Everyone’s method for establishing the best player in a given decade of college basketball will vary. Every person will place a unique emphasis on certain facts and realities, at the expense of others. This doesn’t make my approach more correct or accurate than another person’s; it merely reflects my points of emphasis, my thought process. Everyone else is invited to submit his or her own unique thought process.

With that out of the way, here is my thought process: One can’t select a one-and-done as the best player of a decade. Players needed to make an imprint which was substantial, and which lasted beyond one season. This is not a reflection on how good these players became in the NBA; by that metric, Kyrie Irving would be on the short list, but at Duke, he didn’t leave that big an impression.

Winning national championships and making Final Fours are historic achievements, but they don’t figure into this calculus; that prevents players at non-championship schools from being recognized.

With all of that in mind, here would be my five top players, followed by my number one choice:

Four players in the past decade of ACC basketball — from the 2009-2010 season through the 2018-2019 campaign — made the All-ACC First Team twice: Malcolm Delaney of Virginia Tech, Kyle Singler of Duke, Malcolm Brogdon of Virginia, and Kyle Guy of Virginia. That seems to me to elevate those four players above all others.

**GIVEN INSTRUCTION:** In the ACC basketball text, which four players made the All-ACC First Team twice from the 2009-2010 season through the 2018-2019 season? The rows come from a source separate from the ACC basketball text.

**DATA ROWS:**

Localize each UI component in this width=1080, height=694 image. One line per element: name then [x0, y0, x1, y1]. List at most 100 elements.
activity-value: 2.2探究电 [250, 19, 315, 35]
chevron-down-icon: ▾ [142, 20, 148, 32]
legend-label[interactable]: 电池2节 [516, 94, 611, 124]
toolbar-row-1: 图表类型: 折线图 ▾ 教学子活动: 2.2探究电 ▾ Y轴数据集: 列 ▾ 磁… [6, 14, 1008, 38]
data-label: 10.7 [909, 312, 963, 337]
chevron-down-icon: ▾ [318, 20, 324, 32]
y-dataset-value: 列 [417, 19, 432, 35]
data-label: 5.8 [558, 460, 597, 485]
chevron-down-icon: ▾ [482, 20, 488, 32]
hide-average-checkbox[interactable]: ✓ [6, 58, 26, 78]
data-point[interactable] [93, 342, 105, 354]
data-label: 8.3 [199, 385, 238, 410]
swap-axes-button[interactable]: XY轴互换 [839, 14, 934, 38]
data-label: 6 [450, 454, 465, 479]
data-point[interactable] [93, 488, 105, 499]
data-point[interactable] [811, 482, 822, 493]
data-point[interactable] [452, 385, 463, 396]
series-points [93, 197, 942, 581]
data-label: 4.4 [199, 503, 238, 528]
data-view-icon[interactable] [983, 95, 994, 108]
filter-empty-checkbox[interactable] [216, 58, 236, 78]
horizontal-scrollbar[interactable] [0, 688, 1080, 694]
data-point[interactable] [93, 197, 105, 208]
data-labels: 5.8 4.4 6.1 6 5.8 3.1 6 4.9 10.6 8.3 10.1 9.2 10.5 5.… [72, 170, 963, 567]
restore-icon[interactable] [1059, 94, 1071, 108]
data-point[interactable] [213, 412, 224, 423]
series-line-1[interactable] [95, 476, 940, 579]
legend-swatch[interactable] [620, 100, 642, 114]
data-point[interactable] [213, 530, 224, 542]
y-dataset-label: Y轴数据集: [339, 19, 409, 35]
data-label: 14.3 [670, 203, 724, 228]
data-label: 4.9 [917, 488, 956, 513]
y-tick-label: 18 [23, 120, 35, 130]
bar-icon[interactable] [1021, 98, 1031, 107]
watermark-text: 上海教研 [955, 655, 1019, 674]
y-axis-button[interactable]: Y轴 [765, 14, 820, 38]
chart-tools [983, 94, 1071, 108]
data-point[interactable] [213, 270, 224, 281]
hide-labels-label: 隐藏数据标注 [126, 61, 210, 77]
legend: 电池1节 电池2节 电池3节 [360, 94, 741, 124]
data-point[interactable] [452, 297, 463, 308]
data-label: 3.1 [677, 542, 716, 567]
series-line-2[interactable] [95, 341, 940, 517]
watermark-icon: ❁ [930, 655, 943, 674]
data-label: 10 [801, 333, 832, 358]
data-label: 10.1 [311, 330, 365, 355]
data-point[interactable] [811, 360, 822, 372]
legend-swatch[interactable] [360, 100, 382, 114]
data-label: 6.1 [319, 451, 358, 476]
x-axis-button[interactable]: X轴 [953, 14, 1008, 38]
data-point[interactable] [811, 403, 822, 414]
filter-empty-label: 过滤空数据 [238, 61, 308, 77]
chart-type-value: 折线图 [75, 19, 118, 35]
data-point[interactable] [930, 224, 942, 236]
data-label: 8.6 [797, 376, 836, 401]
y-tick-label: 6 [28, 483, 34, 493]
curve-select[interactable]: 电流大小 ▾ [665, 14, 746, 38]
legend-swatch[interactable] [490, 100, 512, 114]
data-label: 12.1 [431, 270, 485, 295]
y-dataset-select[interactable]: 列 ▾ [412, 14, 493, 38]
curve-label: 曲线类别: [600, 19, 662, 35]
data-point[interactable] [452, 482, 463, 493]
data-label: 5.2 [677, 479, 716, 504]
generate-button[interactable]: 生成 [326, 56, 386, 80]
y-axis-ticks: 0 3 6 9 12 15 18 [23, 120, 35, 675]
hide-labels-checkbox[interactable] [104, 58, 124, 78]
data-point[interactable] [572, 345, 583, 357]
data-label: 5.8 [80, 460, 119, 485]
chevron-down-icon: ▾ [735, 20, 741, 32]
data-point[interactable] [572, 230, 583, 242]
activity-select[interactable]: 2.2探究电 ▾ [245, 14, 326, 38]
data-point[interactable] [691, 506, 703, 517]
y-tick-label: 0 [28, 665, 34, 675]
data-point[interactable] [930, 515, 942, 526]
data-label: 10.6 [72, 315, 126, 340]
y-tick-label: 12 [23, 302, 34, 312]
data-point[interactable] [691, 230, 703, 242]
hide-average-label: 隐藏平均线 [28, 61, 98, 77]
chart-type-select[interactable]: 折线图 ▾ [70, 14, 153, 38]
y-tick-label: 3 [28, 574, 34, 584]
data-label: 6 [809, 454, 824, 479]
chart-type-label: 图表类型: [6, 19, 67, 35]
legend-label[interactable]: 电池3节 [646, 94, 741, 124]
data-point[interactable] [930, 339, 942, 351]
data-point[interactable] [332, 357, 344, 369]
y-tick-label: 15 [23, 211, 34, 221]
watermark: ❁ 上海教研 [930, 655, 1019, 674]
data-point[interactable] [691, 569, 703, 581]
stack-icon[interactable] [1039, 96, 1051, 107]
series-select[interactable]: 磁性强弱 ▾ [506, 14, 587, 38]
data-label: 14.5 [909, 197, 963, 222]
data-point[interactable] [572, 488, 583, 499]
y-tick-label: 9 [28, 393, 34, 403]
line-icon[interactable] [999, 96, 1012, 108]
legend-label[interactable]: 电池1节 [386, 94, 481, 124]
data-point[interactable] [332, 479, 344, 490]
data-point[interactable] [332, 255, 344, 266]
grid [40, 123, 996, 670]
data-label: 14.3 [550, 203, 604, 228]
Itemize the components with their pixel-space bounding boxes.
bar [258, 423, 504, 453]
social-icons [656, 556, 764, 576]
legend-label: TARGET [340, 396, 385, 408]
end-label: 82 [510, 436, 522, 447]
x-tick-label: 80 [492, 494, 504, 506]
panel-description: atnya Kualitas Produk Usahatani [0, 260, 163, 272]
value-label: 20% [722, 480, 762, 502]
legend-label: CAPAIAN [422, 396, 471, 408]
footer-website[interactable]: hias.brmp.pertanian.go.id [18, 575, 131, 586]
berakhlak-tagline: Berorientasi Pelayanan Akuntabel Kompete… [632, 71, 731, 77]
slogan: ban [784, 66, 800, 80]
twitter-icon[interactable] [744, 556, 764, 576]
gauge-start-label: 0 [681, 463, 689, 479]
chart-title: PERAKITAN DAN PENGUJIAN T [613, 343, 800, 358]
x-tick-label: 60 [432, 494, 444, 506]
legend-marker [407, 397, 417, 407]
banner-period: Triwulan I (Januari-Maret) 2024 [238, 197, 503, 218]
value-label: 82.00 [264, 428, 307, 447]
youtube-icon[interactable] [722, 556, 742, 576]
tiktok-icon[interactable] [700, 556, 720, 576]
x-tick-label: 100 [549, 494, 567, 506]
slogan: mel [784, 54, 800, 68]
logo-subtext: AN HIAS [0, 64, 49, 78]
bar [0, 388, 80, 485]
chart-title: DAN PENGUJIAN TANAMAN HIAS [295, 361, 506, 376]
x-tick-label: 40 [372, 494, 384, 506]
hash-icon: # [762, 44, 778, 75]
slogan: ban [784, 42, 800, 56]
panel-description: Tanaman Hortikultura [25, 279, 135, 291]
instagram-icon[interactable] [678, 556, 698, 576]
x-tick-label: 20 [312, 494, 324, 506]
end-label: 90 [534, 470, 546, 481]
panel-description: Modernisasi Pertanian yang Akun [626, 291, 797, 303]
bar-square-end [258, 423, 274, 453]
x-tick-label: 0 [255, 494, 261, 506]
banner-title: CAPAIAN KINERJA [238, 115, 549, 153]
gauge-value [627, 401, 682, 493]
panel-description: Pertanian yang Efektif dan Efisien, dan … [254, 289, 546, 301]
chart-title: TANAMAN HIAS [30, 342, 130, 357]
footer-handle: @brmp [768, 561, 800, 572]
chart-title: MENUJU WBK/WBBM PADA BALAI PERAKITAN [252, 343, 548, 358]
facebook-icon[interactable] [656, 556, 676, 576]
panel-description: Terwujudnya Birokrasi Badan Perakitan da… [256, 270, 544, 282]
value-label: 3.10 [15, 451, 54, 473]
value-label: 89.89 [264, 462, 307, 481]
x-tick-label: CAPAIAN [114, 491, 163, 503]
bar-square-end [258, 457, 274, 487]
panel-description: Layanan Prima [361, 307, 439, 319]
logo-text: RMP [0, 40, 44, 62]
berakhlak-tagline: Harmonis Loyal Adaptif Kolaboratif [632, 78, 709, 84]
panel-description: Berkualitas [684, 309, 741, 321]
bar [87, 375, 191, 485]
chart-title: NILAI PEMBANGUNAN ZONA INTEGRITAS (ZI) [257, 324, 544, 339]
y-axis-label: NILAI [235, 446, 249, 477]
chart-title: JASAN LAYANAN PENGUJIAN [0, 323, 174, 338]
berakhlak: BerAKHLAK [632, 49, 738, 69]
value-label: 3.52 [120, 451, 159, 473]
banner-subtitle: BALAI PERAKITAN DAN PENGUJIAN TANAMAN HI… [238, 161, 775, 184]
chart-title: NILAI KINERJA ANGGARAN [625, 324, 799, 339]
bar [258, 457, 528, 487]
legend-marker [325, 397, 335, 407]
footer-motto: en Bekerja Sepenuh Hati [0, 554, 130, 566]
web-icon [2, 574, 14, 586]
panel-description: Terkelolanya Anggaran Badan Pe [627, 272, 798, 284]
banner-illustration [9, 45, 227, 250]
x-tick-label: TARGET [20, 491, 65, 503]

**SOLVED PROBLEM:** Malcolm Delaney of Virginia Tech, Kyle Singler of Duke, Malcolm Brogdon of Virginia, and Kyle Guy of Virginia.